▶ [PASSAGE PROVIDED]
────────────────────

Italian scholars, including the Accademia della Crusca (bastion of the Italian language), are commemorating the 691st anniversary of the death of Italy's foremost national hero--the poet Dante Alighieri--on or about September 14, 1321.
Scholars have quibbled over many facts of Dante’s life, even the year of his birth (the current consensus is 1265) and his name (he was christened Durante—yes, as in Jimmy). Once they assumed that his muse Beatrice was a fantasy or symbol of grace on earth, but she was real, a daughter of a distinguished Florentine family. Dante first glimpsed her in La Badia, a chapel where lovers still leave flowers and notes at Beatrice’s tomb.
Despite Dante’s unrequited, undying crush, the two rarely met and barely spoke. Both entered arranged marriages. Dante’s wife Gemma bore him at least three children, but neither she nor his offspring merit a single mention in his works.
Drawn to Florence’s raucous political life, Dante, as a White Guelf, served as a town prior. In 1301 civil war ripped the city apart. In Rome on a papal mission, Dante escaped the bloodbath but faced trumped-up charges of misuse of public funds. If Dante ever were to return, he would be burned to death.

────────────────────

▶ [DATA LISTING]

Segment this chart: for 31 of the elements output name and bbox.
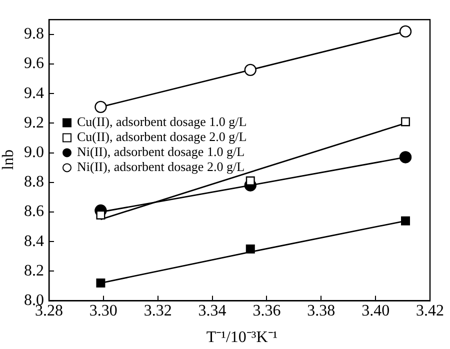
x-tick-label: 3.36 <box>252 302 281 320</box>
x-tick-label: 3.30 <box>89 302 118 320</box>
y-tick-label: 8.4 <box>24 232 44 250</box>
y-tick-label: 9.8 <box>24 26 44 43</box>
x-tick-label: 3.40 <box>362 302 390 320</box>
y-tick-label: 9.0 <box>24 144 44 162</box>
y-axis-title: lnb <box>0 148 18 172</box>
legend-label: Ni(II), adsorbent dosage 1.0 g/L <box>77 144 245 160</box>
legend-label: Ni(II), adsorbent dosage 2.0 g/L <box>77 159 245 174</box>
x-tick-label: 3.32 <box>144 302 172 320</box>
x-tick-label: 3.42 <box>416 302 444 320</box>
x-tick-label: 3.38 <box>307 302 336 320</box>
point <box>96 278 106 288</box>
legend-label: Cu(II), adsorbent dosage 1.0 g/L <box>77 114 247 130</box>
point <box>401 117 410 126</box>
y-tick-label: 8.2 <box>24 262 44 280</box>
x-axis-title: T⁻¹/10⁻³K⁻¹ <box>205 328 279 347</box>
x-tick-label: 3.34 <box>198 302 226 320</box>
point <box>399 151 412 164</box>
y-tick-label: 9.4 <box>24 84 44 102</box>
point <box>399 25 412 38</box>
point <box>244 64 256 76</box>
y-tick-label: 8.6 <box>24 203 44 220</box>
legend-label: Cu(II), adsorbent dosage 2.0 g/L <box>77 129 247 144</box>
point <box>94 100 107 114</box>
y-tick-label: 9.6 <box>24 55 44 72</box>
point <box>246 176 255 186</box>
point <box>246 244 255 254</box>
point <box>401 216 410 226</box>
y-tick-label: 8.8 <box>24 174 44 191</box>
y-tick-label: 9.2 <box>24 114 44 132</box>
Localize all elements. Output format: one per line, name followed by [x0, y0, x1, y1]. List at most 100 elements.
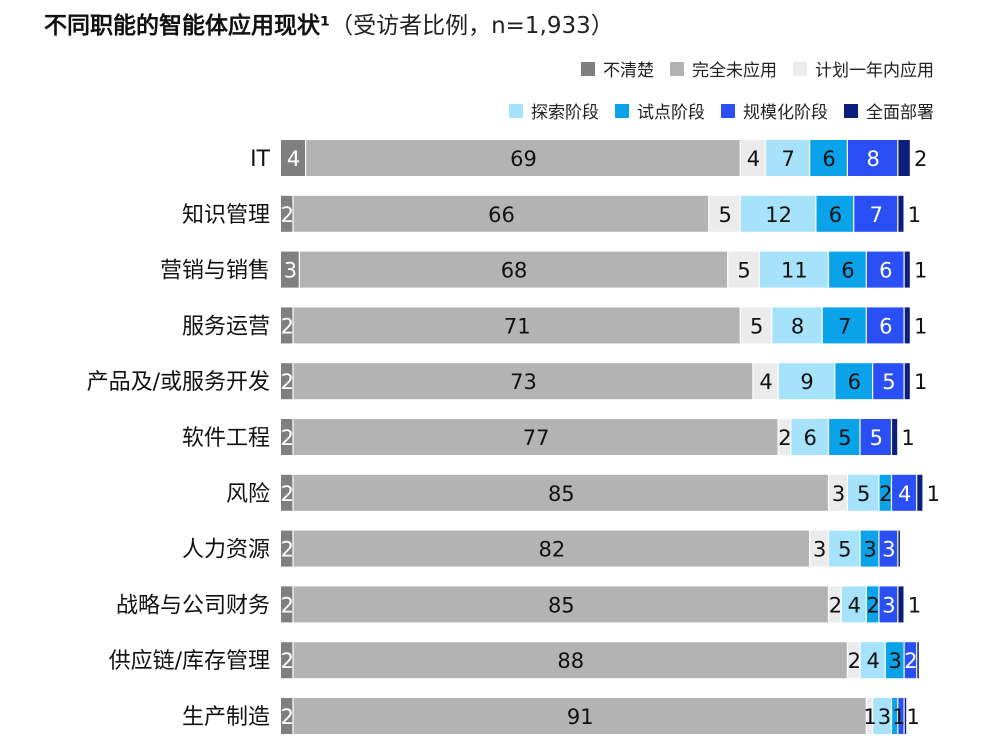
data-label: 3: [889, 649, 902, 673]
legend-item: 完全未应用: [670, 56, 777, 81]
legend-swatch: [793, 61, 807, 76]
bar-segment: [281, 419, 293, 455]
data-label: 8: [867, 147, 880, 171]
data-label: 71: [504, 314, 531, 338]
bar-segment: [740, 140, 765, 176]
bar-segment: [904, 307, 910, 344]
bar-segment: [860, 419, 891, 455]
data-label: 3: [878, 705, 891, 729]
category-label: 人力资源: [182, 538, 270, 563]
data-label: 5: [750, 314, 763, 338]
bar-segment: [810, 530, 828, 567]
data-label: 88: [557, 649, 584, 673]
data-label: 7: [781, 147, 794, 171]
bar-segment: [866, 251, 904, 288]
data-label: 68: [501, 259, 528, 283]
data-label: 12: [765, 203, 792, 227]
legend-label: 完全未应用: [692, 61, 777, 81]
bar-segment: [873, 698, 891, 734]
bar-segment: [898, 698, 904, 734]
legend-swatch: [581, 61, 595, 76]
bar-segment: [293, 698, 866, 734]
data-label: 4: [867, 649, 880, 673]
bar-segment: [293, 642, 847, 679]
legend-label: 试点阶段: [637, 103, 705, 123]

────────────────────

Pick up the passage about Dante's life and carry it on from its last sentence.

▶ [TASK ANSWER]
Around 1307 Dante began work on what he called La Commedia (designated a comedy because it begins in sadness and ends in happiness). No one has pulled off an equal literary tour-de-force before or since.
“When I taught high-school students, I’d get them interested in Dante by talking about the artistic technique of rock musicians, their amazing ability to play so many notes so fast and furiously,” says Italian linguist Giuseppe Patota, “Dante wrote poetry the way a rock star plays guitar.”
The medieval virtuoso composed 14,233 eleven-syllable lines organized into 100 cantos in three volumes: Inferno, Purgatorio, and Paradiso. Rejecting Latin as too elitist and regional dialects (including his native Tuscan) as inadequate, Dante fashioned a lustrous new vernacular to portray a fantastic universe that stretched from the depths of hell to the heights of heaven.
A word that Dante concocted best describes how he wrote: sovramagnificentissimamente, “in a very, very, very magnificent way."
Readers often ask me to recommend an English translation of the Divine Comedy. If you have a favorite, please let me know by commenting below or e-mailing me at dianne@diannehales.com.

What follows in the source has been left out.